═════ Data provided ═════
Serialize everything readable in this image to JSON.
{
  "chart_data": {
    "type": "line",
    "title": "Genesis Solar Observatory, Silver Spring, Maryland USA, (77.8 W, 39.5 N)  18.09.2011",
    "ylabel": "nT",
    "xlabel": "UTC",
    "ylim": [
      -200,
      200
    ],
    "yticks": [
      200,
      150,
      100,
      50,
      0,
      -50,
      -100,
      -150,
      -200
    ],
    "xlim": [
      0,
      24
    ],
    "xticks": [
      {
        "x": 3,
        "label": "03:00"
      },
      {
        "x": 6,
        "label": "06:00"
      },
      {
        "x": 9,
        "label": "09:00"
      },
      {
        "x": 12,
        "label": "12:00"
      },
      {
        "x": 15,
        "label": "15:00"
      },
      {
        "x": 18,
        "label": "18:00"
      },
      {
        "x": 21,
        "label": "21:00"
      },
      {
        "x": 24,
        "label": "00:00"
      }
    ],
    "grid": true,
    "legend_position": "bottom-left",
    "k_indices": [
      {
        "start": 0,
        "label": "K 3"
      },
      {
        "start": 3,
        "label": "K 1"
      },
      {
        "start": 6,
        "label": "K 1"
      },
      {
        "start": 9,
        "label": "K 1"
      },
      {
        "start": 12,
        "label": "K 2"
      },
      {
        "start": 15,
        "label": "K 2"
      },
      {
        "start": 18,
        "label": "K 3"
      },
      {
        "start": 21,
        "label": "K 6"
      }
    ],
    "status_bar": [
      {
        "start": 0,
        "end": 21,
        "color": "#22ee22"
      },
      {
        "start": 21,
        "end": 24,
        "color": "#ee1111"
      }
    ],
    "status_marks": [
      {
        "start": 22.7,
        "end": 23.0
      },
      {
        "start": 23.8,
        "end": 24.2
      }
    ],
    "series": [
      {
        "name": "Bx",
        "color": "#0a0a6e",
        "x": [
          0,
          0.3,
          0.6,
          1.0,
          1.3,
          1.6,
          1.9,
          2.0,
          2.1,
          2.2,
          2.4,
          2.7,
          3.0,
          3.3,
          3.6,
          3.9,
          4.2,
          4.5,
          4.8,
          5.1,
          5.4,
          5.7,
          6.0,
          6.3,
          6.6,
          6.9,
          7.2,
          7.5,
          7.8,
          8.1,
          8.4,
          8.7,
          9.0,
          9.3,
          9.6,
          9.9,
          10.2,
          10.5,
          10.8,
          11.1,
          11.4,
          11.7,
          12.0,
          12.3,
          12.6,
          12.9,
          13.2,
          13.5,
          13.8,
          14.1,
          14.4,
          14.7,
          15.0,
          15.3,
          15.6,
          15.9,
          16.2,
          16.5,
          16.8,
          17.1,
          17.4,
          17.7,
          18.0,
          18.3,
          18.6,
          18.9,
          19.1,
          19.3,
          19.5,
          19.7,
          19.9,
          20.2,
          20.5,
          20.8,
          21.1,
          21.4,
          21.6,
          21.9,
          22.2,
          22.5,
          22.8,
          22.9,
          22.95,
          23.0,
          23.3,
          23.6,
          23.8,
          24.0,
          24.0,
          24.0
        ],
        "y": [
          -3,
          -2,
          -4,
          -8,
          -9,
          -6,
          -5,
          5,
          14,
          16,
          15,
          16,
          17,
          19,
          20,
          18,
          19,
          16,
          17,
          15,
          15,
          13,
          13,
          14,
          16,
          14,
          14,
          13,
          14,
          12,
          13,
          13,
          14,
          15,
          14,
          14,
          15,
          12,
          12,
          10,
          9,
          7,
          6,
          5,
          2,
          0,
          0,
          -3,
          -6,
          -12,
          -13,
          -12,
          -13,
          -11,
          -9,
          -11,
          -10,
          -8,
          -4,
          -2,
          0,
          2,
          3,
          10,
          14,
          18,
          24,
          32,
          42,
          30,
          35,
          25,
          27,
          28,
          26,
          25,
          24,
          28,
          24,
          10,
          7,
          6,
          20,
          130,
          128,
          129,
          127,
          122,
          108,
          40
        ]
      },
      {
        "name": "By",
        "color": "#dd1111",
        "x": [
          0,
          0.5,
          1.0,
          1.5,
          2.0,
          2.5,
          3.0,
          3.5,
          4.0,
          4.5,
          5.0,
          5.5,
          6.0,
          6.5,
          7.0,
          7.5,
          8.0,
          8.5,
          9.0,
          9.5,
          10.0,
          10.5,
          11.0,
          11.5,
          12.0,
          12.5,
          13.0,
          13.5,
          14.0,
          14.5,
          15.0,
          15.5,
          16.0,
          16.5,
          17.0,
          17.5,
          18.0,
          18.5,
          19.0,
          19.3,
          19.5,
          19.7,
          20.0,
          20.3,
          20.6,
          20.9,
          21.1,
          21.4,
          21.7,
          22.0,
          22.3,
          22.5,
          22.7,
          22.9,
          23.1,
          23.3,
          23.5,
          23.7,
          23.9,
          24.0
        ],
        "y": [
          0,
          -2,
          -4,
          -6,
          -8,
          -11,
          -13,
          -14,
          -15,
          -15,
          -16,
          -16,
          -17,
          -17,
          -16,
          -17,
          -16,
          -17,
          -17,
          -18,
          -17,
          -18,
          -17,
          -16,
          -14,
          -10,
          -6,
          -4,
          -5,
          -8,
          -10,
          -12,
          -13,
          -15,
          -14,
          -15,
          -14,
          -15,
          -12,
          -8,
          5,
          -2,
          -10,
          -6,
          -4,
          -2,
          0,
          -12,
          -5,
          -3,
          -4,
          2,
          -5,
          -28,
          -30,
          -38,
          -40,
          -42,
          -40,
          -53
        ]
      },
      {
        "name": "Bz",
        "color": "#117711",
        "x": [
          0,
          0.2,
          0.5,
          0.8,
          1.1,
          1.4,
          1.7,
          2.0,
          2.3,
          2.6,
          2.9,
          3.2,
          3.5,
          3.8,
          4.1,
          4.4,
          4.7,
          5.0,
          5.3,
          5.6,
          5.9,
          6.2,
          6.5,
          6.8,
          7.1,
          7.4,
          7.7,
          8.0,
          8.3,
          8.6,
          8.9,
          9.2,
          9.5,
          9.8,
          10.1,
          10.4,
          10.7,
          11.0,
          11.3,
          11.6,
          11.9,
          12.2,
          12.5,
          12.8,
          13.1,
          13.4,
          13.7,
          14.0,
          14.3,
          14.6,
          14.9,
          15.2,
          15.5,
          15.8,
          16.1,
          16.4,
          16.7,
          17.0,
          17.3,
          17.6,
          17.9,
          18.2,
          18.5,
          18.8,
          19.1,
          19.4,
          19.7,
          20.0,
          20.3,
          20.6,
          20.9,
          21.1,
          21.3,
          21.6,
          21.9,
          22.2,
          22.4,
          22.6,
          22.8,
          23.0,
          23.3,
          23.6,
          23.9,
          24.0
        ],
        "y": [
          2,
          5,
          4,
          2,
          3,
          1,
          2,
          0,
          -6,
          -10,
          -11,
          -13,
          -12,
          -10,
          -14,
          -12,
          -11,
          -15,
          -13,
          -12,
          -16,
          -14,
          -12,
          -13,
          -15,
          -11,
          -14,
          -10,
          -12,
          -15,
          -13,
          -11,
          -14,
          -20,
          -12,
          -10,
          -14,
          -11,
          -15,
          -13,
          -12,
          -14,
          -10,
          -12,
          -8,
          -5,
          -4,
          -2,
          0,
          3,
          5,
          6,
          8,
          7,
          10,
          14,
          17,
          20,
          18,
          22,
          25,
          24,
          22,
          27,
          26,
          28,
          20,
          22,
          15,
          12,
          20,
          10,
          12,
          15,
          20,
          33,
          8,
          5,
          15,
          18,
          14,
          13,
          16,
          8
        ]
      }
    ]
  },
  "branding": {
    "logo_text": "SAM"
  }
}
═════
* What the task requires *
Repeat the material word for word, with no line missing.

* Answer to this task *
Serialize everything readable in this image to JSON.
{
  "chart_data": {
    "type": "line",
    "title": "Genesis Solar Observatory, Silver Spring, Maryland USA, (77.8 W, 39.5 N)  18.09.2011",
    "ylabel": "nT",
    "xlabel": "UTC",
    "ylim": [
      -200,
      200
    ],
    "yticks": [
      200,
      150,
      100,
      50,
      0,
      -50,
      -100,
      -150,
      -200
    ],
    "xlim": [
      0,
      24
    ],
    "xticks": [
      {
        "x": 3,
        "label": "03:00"
      },
      {
        "x": 6,
        "label": "06:00"
      },
      {
        "x": 9,
        "label": "09:00"
      },
      {
        "x": 12,
        "label": "12:00"
      },
      {
        "x": 15,
        "label": "15:00"
      },
      {
        "x": 18,
        "label": "18:00"
      },
      {
        "x": 21,
        "label": "21:00"
      },
      {
        "x": 24,
        "label": "00:00"
      }
    ],
    "grid": true,
    "legend_position": "bottom-left",
    "k_indices": [
      {
        "start": 0,
        "label": "K 3"
      },
      {
        "start": 3,
        "label": "K 1"
      },
      {
        "start": 6,
        "label": "K 1"
      },
      {
        "start": 9,
        "label": "K 1"
      },
      {
        "start": 12,
        "label": "K 2"
      },
      {
        "start": 15,
        "label": "K 2"
      },
      {
        "start": 18,
        "label": "K 3"
      },
      {
        "start": 21,
        "label": "K 6"
      }
    ],
    "status_bar": [
      {
        "start": 0,
        "end": 21,
        "color": "#22ee22"
      },
      {
        "start": 21,
        "end": 24,
        "color": "#ee1111"
      }
    ],
    "status_marks": [
      {
        "start": 22.7,
        "end": 23.0
      },
      {
        "start": 23.8,
        "end": 24.2
      }
    ],
    "series": [
      {
        "name": "Bx",
        "color": "#0a0a6e",
        "x": [
          0,
          0.3,
          0.6,
          1.0,
          1.3,
          1.6,
          1.9,
          2.0,
          2.1,
          2.2,
          2.4,
          2.7,
          3.0,
          3.3,
          3.6,
          3.9,
          4.2,
          4.5,
          4.8,
          5.1,
          5.4,
          5.7,
          6.0,
          6.3,
          6.6,
          6.9,
          7.2,
          7.5,
          7.8,
          8.1,
          8.4,
          8.7,
          9.0,
          9.3,
          9.6,
          9.9,
          10.2,
          10.5,
          10.8,
          11.1,
          11.4,
          11.7,
          12.0,
          12.3,
          12.6,
          12.9,
          13.2,
          13.5,
          13.8,
          14.1,
          14.4,
          14.7,
          15.0,
          15.3,
          15.6,
          15.9,
          16.2,
          16.5,
          16.8,
          17.1,
          17.4,
          17.7,
          18.0,
          18.3,
          18.6,
          18.9,
          19.1,
          19.3,
          19.5,
          19.7,
          19.9,
          20.2,
          20.5,
          20.8,
          21.1,
          21.4,
          21.6,
          21.9,
          22.2,
          22.5,
          22.8,
          22.9,
          22.95,
          23.0,
          23.3,
          23.6,
          23.8,
          24.0,
          24.0,
          24.0
        ],
        "y": [
          -3,
          -2,
          -4,
          -8,
          -9,
          -6,
          -5,
          5,
          14,
          16,
          15,
          16,
          17,
          19,
          20,
          18,
          19,
          16,
          17,
          15,
          15,
          13,
          13,
          14,
          16,
          14,
          14,
          13,
          14,
          12,
          13,
          13,
          14,
          15,
          14,
          14,
          15,
          12,
          12,
          10,
          9,
          7,
          6,
          5,
          2,
          0,
          0,
          -3,
          -6,
          -12,
          -13,
          -12,
          -13,
          -11,
          -9,
          -11,
          -10,
          -8,
          -4,
          -2,
          0,
          2,
          3,
          10,
          14,
          18,
          24,
          32,
          42,
          30,
          35,
          25,
          27,
          28,
          26,
          25,
          24,
          28,
          24,
          10,
          7,
          6,
          20,
          130,
          128,
          129,
          127,
          122,
          108,
          40
        ]
      },
      {
        "name": "By",
        "color": "#dd1111",
        "x": [
          0,
          0.5,
          1.0,
          1.5,
          2.0,
          2.5,
          3.0,
          3.5,
          4.0,
          4.5,
          5.0,
          5.5,
          6.0,
          6.5,
          7.0,
          7.5,
          8.0,
          8.5,
          9.0,
          9.5,
          10.0,
          10.5,
          11.0,
          11.5,
          12.0,
          12.5,
          13.0,
          13.5,
          14.0,
          14.5,
          15.0,
          15.5,
          16.0,
          16.5,
          17.0,
          17.5,
          18.0,
          18.5,
          19.0,
          19.3,
          19.5,
          19.7,
          20.0,
          20.3,
          20.6,
          20.9,
          21.1,
          21.4,
          21.7,
          22.0,
          22.3,
          22.5,
          22.7,
          22.9,
          23.1,
          23.3,
          23.5,
          23.7,
          23.9,
          24.0
        ],
        "y": [
          0,
          -2,
          -4,
          -6,
          -8,
          -11,
          -13,
          -14,
          -15,
          -15,
          -16,
          -16,
          -17,
          -17,
          -16,
          -17,
          -16,
          -17,
          -17,
          -18,
          -17,
          -18,
          -17,
          -16,
          -14,
          -10,
          -6,
          -4,
          -5,
          -8,
          -10,
          -12,
          -13,
          -15,
          -14,
          -15,
          -14,
          -15,
          -12,
          -8,
          5,
          -2,
          -10,
          -6,
          -4,
          -2,
          0,
          -12,
          -5,
          -3,
          -4,
          2,
          -5,
          -28,
          -30,
          -38,
          -40,
          -42,
          -40,
          -53
        ]
      },
      {
        "name": "Bz",
        "color": "#117711",
        "x": [
          0,
          0.2,
          0.5,
          0.8,
          1.1,
          1.4,
          1.7,
          2.0,
          2.3,
          2.6,
          2.9,
          3.2,
          3.5,
          3.8,
          4.1,
          4.4,
          4.7,
          5.0,
          5.3,
          5.6,
          5.9,
          6.2,
          6.5,
          6.8,
          7.1,
          7.4,
          7.7,
          8.0,
          8.3,
          8.6,
          8.9,
          9.2,
          9.5,
          9.8,
          10.1,
          10.4,
          10.7,
          11.0,
          11.3,
          11.6,
          11.9,
          12.2,
          12.5,
          12.8,
          13.1,
          13.4,
          13.7,
          14.0,
          14.3,
          14.6,
          14.9,
          15.2,
          15.5,
          15.8,
          16.1,
          16.4,
          16.7,
          17.0,
          17.3,
          17.6,
          17.9,
          18.2,
          18.5,
          18.8,
          19.1,
          19.4,
          19.7,
          20.0,
          20.3,
          20.6,
          20.9,
          21.1,
          21.3,
          21.6,
          21.9,
          22.2,
          22.4,
          22.6,
          22.8,
          23.0,
          23.3,
          23.6,
          23.9,
          24.0
        ],
        "y": [
          2,
          5,
          4,
          2,
          3,
          1,
          2,
          0,
          -6,
          -10,
          -11,
          -13,
          -12,
          -10,
          -14,
          -12,
          -11,
          -15,
          -13,
          -12,
          -16,
          -14,
          -12,
          -13,
          -15,
          -11,
          -14,
          -10,
          -12,
          -15,
          -13,
          -11,
          -14,
          -20,
          -12,
          -10,
          -14,
          -11,
          -15,
          -13,
          -12,
          -14,
          -10,
          -12,
          -8,
          -5,
          -4,
          -2,
          0,
          3,
          5,
          6,
          8,
          7,
          10,
          14,
          17,
          20,
          18,
          22,
          25,
          24,
          22,
          27,
          26,
          28,
          20,
          22,
          15,
          12,
          20,
          10,
          12,
          15,
          20,
          33,
          8,
          5,
          15,
          18,
          14,
          13,
          16,
          8
        ]
      }
    ]
  },
  "branding": {
    "logo_text": "SAM"
  }
}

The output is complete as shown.